**WHAT YOU WILL DO:**
Reproduce all of the data exactly, with no line skipped.

**DATA:**
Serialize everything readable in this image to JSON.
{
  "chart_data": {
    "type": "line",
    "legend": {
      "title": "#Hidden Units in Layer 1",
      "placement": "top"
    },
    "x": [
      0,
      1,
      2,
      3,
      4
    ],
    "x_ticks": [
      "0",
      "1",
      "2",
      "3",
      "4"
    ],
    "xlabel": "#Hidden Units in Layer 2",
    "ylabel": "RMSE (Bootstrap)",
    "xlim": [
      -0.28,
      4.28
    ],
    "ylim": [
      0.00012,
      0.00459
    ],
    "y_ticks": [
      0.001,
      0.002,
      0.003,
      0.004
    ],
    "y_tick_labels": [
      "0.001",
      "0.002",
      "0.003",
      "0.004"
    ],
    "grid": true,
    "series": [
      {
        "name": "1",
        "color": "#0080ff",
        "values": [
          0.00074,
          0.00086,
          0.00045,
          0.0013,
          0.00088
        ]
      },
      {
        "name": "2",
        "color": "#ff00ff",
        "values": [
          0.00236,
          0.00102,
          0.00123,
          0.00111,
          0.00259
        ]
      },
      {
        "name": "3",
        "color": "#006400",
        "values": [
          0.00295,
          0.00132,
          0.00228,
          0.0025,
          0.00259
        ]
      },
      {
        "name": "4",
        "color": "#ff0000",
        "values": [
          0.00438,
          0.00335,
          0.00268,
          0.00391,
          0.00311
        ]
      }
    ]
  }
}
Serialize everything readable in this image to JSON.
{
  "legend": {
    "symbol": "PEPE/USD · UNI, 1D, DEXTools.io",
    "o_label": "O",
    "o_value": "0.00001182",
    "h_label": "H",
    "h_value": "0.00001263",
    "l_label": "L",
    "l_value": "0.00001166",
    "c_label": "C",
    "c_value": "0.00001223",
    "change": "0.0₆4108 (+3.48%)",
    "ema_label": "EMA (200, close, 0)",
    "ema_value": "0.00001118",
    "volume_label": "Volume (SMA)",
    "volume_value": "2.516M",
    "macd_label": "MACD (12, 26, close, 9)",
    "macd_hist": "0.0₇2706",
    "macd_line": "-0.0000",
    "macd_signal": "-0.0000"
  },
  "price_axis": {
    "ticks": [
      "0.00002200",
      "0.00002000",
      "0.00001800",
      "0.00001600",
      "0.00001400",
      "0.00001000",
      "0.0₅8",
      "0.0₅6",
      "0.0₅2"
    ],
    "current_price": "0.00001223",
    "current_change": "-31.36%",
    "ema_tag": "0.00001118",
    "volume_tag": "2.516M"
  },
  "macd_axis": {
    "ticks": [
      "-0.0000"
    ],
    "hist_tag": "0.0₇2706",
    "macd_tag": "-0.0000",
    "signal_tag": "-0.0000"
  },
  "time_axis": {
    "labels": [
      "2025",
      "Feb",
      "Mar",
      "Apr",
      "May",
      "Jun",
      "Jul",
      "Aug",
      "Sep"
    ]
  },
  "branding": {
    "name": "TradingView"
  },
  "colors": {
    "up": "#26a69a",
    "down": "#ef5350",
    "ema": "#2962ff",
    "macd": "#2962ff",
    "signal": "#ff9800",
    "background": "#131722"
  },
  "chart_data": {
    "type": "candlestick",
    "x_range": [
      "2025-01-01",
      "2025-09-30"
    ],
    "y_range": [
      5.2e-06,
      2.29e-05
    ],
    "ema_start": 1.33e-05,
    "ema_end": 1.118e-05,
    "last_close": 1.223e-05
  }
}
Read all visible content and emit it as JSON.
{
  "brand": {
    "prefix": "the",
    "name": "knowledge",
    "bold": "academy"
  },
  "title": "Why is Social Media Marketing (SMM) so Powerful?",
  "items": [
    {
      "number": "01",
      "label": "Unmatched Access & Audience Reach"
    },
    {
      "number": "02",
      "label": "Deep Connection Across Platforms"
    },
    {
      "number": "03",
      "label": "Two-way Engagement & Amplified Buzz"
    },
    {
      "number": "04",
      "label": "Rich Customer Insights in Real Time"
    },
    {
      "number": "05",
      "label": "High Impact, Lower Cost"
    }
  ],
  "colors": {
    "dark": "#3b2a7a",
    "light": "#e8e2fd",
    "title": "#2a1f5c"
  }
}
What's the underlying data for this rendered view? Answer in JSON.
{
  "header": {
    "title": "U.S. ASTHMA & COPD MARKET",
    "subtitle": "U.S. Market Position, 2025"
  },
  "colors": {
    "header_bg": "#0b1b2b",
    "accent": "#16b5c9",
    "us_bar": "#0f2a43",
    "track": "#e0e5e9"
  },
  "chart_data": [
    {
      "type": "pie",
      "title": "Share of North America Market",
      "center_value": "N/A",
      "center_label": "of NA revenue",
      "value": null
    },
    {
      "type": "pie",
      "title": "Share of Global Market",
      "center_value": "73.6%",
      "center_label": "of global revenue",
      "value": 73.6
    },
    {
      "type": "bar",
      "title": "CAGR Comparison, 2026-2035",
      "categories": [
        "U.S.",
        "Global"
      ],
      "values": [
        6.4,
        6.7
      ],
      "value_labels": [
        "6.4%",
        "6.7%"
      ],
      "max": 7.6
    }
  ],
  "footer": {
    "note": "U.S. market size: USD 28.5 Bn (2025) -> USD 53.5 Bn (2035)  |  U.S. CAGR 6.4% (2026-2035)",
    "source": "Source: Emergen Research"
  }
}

**ANSWER TO THIS PROBLEM:**
Serialize everything readable in this image to JSON.
{
  "chart_data": {
    "type": "line",
    "legend": {
      "title": "#Hidden Units in Layer 1",
      "placement": "top"
    },
    "x": [
      0,
      1,
      2,
      3,
      4
    ],
    "x_ticks": [
      "0",
      "1",
      "2",
      "3",
      "4"
    ],
    "xlabel": "#Hidden Units in Layer 2",
    "ylabel": "RMSE (Bootstrap)",
    "xlim": [
      -0.28,
      4.28
    ],
    "ylim": [
      0.00012,
      0.00459
    ],
    "y_ticks": [
      0.001,
      0.002,
      0.003,
      0.004
    ],
    "y_tick_labels": [
      "0.001",
      "0.002",
      "0.003",
      "0.004"
    ],
    "grid": true,
    "series": [
      {
        "name": "1",
        "color": "#0080ff",
        "values": [
          0.00074,
          0.00086,
          0.00045,
          0.0013,
          0.00088
        ]
      },
      {
        "name": "2",
        "color": "#ff00ff",
        "values": [
          0.00236,
          0.00102,
          0.00123,
          0.00111,
          0.00259
        ]
      },
      {
        "name": "3",
        "color": "#006400",
        "values": [
          0.00295,
          0.00132,
          0.00228,
          0.0025,
          0.00259
        ]
      },
      {
        "name": "4",
        "color": "#ff0000",
        "values": [
          0.00438,
          0.00335,
          0.00268,
          0.00391,
          0.00311
        ]
      }
    ]
  }
}
Serialize everything readable in this image to JSON.
{
  "legend": {
    "symbol": "PEPE/USD · UNI, 1D, DEXTools.io",
    "o_label": "O",
    "o_value": "0.00001182",
    "h_label": "H",
    "h_value": "0.00001263",
    "l_label": "L",
    "l_value": "0.00001166",
    "c_label": "C",
    "c_value": "0.00001223",
    "change": "0.0₆4108 (+3.48%)",
    "ema_label": "EMA (200, close, 0)",
    "ema_value": "0.00001118",
    "volume_label": "Volume (SMA)",
    "volume_value": "2.516M",
    "macd_label": "MACD (12, 26, close, 9)",
    "macd_hist": "0.0₇2706",
    "macd_line": "-0.0000",
    "macd_signal": "-0.0000"
  },
  "price_axis": {
    "ticks": [
      "0.00002200",
      "0.00002000",
      "0.00001800",
      "0.00001600",
      "0.00001400",
      "0.00001000",
      "0.0₅8",
      "0.0₅6",
      "0.0₅2"
    ],
    "current_price": "0.00001223",
    "current_change": "-31.36%",
    "ema_tag": "0.00001118",
    "volume_tag": "2.516M"
  },
  "macd_axis": {
    "ticks": [
      "-0.0000"
    ],
    "hist_tag": "0.0₇2706",
    "macd_tag": "-0.0000",
    "signal_tag": "-0.0000"
  },
  "time_axis": {
    "labels": [
      "2025",
      "Feb",
      "Mar",
      "Apr",
      "May",
      "Jun",
      "Jul",
      "Aug",
      "Sep"
    ]
  },
  "branding": {
    "name": "TradingView"
  },
  "colors": {
    "up": "#26a69a",
    "down": "#ef5350",
    "ema": "#2962ff",
    "macd": "#2962ff",
    "signal": "#ff9800",
    "background": "#131722"
  },
  "chart_data": {
    "type": "candlestick",
    "x_range": [
      "2025-01-01",
      "2025-09-30"
    ],
    "y_range": [
      5.2e-06,
      2.29e-05
    ],
    "ema_start": 1.33e-05,
    "ema_end": 1.118e-05,
    "last_close": 1.223e-05
  }
}
Read all visible content and emit it as JSON.
{
  "brand": {
    "prefix": "the",
    "name": "knowledge",
    "bold": "academy"
  },
  "title": "Why is Social Media Marketing (SMM) so Powerful?",
  "items": [
    {
      "number": "01",
      "label": "Unmatched Access & Audience Reach"
    },
    {
      "number": "02",
      "label": "Deep Connection Across Platforms"
    },
    {
      "number": "03",
      "label": "Two-way Engagement & Amplified Buzz"
    },
    {
      "number": "04",
      "label": "Rich Customer Insights in Real Time"
    },
    {
      "number": "05",
      "label": "High Impact, Lower Cost"
    }
  ],
  "colors": {
    "dark": "#3b2a7a",
    "light": "#e8e2fd",
    "title": "#2a1f5c"
  }
}
What's the underlying data for this rendered view? Answer in JSON.
{
  "header": {
    "title": "U.S. ASTHMA & COPD MARKET",
    "subtitle": "U.S. Market Position, 2025"
  },
  "colors": {
    "header_bg": "#0b1b2b",
    "accent": "#16b5c9",
    "us_bar": "#0f2a43",
    "track": "#e0e5e9"
  },
  "chart_data": [
    {
      "type": "pie",
      "title": "Share of North America Market",
      "center_value": "N/A",
      "center_label": "of NA revenue",
      "value": null
    },
    {
      "type": "pie",
      "title": "Share of Global Market",
      "center_value": "73.6%",
      "center_label": "of global revenue",
      "value": 73.6
    },
    {
      "type": "bar",
      "title": "CAGR Comparison, 2026-2035",
      "categories": [
        "U.S.",
        "Global"
      ],
      "values": [
        6.4,
        6.7
      ],
      "value_labels": [
        "6.4%",
        "6.7%"
      ],
      "max": 7.6
    }
  ],
  "footer": {
    "note": "U.S. market size: USD 28.5 Bn (2025) -> USD 53.5 Bn (2035)  |  U.S. CAGR 6.4% (2026-2035)",
    "source": "Source: Emergen Research"
  }
}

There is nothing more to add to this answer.